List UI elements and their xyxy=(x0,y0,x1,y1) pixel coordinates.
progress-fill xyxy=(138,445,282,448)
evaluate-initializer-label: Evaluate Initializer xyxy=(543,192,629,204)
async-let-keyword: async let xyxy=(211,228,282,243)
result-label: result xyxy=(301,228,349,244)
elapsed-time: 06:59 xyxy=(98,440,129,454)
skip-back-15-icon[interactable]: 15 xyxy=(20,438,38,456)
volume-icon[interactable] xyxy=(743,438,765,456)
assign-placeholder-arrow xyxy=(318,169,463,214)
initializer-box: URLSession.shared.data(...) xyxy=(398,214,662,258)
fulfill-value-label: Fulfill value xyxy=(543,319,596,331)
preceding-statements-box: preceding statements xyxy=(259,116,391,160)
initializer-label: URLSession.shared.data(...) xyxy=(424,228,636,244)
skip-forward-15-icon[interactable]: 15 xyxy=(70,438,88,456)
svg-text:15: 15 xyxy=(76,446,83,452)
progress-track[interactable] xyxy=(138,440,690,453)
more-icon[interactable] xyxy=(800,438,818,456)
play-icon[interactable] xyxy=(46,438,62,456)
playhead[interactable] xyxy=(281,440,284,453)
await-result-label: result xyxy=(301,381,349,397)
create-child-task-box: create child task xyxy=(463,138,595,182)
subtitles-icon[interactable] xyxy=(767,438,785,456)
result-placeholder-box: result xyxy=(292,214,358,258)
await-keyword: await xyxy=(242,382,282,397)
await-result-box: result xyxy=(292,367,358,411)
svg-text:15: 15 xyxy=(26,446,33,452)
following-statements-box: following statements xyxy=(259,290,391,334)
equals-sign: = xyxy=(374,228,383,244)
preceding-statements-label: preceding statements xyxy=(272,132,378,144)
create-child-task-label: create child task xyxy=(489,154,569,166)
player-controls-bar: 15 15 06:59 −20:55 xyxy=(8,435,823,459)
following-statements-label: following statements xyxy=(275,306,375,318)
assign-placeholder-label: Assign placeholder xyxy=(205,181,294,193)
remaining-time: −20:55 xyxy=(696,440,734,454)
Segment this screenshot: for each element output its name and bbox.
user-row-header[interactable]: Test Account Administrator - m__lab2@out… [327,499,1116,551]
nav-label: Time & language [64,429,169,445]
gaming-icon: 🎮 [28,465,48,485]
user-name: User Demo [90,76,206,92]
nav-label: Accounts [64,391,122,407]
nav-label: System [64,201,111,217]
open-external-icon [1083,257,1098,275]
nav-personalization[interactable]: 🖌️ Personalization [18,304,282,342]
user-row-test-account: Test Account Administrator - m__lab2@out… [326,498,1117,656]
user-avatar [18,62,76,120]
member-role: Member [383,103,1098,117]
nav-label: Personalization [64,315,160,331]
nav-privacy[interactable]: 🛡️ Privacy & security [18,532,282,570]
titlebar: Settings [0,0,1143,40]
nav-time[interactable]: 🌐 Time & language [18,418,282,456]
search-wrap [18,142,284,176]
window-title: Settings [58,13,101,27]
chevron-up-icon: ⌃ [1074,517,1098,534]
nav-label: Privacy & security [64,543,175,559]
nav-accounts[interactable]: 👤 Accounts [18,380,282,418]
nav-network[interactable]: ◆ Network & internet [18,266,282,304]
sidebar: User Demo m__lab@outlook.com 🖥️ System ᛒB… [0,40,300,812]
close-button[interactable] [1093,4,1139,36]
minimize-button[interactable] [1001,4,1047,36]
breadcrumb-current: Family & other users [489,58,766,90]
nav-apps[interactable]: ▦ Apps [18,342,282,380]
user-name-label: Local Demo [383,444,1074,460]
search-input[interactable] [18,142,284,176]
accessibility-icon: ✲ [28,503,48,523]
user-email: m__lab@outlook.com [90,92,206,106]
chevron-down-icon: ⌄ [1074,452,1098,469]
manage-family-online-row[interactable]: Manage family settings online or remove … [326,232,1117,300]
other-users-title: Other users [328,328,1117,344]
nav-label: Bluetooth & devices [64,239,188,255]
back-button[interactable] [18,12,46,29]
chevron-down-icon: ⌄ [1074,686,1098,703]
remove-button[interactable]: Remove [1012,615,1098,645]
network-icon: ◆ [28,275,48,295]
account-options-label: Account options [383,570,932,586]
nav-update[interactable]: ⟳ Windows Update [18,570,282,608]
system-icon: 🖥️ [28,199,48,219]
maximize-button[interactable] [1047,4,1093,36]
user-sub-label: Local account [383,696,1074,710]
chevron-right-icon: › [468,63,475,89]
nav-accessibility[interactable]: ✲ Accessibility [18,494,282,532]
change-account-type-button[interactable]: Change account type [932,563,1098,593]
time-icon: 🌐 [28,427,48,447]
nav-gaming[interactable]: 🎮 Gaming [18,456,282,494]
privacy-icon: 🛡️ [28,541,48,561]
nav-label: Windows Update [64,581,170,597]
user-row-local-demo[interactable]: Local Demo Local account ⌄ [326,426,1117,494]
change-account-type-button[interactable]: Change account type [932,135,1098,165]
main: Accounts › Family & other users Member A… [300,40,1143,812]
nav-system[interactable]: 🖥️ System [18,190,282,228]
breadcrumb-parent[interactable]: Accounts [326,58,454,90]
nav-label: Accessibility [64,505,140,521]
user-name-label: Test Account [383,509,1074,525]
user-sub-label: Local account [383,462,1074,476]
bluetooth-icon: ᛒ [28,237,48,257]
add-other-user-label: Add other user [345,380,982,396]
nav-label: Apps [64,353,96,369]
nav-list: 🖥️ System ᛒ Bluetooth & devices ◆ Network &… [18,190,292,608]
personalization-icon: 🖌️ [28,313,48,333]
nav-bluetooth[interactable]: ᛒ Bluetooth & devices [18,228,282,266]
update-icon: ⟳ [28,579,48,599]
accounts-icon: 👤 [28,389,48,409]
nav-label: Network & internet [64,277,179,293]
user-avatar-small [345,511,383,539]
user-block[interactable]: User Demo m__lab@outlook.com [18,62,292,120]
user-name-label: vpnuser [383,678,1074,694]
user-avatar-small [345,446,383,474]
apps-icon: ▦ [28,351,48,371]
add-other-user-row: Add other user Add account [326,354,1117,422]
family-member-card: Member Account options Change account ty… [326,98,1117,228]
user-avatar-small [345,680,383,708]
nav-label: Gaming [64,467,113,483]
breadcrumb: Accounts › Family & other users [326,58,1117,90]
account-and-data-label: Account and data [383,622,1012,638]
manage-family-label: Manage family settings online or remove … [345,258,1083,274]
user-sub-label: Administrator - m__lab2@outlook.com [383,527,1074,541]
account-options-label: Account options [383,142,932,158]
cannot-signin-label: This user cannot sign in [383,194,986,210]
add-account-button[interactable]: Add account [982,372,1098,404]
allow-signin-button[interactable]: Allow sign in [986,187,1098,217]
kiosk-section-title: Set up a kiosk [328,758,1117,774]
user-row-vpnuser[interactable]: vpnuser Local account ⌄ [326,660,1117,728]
-.-.-
Rewrite the records from the first line up to and including the line with "more-icon[interactable] xyxy=(800,438,818,456)", replacing "volume-icon" with "speaker-icon" and keeping everything else the same.

List UI elements and their xyxy=(x0,y0,x1,y1) pixel coordinates.
progress-fill xyxy=(138,445,282,448)
evaluate-initializer-label: Evaluate Initializer xyxy=(543,192,629,204)
async-let-keyword: async let xyxy=(211,228,282,243)
result-label: result xyxy=(301,228,349,244)
elapsed-time: 06:59 xyxy=(98,440,129,454)
skip-back-15-icon[interactable]: 15 xyxy=(20,438,38,456)
speaker-icon[interactable] xyxy=(743,438,765,456)
assign-placeholder-arrow xyxy=(318,169,463,214)
initializer-box: URLSession.shared.data(...) xyxy=(398,214,662,258)
fulfill-value-label: Fulfill value xyxy=(543,319,596,331)
preceding-statements-box: preceding statements xyxy=(259,116,391,160)
initializer-label: URLSession.shared.data(...) xyxy=(424,228,636,244)
skip-forward-15-icon[interactable]: 15 xyxy=(70,438,88,456)
svg-text:15: 15 xyxy=(76,446,83,452)
progress-track[interactable] xyxy=(138,440,690,453)
more-icon[interactable] xyxy=(800,438,818,456)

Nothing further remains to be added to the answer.